_Exercise_. What number of lines hold the word "GRASSET"? State that number and nothing besides.

_Listing_.
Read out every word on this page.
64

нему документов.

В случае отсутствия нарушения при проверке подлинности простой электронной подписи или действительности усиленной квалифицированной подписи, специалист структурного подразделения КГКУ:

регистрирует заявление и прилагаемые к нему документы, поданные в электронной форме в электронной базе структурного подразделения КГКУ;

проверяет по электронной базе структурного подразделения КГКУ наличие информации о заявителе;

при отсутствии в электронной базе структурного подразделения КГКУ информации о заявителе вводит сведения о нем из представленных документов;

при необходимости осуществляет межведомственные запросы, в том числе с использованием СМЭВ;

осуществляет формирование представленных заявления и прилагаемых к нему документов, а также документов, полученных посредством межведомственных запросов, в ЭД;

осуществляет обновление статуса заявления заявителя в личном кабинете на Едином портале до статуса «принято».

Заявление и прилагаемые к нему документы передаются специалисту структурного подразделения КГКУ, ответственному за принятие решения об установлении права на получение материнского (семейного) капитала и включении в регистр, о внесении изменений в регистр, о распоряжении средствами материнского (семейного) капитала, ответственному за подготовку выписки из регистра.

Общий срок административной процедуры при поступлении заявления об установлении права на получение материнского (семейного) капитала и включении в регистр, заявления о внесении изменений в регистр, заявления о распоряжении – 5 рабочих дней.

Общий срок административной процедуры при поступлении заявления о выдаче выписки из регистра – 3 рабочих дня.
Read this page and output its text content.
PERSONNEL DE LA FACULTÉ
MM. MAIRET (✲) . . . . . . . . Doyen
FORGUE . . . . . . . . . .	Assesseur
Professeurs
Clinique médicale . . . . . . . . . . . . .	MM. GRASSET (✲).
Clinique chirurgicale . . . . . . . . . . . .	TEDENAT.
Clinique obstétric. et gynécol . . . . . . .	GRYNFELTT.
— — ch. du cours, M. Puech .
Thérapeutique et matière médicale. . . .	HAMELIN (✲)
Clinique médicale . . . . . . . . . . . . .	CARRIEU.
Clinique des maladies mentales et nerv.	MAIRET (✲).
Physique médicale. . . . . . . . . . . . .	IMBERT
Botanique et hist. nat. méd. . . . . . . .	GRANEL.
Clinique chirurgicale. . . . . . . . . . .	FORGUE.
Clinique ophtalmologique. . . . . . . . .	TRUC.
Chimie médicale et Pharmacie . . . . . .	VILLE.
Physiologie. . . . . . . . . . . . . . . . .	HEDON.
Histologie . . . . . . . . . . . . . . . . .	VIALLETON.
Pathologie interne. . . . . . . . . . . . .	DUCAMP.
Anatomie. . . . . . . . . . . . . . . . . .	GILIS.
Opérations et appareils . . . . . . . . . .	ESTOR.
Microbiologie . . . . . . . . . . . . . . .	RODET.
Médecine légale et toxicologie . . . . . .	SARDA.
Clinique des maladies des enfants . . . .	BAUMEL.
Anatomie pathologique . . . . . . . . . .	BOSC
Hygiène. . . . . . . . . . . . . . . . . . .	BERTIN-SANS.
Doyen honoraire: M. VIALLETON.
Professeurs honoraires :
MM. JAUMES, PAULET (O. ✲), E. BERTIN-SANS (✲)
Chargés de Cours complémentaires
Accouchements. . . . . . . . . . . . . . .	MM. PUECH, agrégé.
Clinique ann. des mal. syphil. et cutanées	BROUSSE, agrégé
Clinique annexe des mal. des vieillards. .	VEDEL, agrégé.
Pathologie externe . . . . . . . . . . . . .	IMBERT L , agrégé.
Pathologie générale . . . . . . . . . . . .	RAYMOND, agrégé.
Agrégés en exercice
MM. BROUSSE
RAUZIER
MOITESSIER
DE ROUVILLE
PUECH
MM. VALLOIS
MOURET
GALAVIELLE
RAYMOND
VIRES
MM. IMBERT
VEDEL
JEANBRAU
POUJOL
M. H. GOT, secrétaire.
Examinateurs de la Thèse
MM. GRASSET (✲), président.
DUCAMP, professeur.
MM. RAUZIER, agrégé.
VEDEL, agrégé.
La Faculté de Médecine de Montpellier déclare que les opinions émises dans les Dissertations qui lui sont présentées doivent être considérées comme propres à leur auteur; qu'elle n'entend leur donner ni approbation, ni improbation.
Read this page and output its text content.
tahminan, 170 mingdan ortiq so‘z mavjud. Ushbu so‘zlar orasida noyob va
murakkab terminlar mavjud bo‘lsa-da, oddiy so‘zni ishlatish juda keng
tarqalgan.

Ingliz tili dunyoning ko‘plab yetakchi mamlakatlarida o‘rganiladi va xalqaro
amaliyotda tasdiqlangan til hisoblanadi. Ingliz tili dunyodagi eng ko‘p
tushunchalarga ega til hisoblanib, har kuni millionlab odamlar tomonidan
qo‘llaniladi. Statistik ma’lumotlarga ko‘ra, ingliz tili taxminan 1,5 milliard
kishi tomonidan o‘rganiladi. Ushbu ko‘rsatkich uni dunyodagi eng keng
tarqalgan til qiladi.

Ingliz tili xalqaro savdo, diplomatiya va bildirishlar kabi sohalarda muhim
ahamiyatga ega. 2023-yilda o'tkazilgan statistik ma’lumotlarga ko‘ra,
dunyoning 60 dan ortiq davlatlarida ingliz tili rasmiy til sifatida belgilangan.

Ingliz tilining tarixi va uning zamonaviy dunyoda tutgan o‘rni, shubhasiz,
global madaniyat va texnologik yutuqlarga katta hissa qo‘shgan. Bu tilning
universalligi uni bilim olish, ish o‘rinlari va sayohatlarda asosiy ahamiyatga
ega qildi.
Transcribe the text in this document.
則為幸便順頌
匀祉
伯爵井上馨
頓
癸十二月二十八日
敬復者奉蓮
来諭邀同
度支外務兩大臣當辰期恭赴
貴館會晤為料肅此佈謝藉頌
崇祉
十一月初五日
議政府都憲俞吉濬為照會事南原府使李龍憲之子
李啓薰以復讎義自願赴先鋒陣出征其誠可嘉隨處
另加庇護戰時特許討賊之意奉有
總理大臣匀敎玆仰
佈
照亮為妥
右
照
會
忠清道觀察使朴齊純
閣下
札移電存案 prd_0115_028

_The result_. 2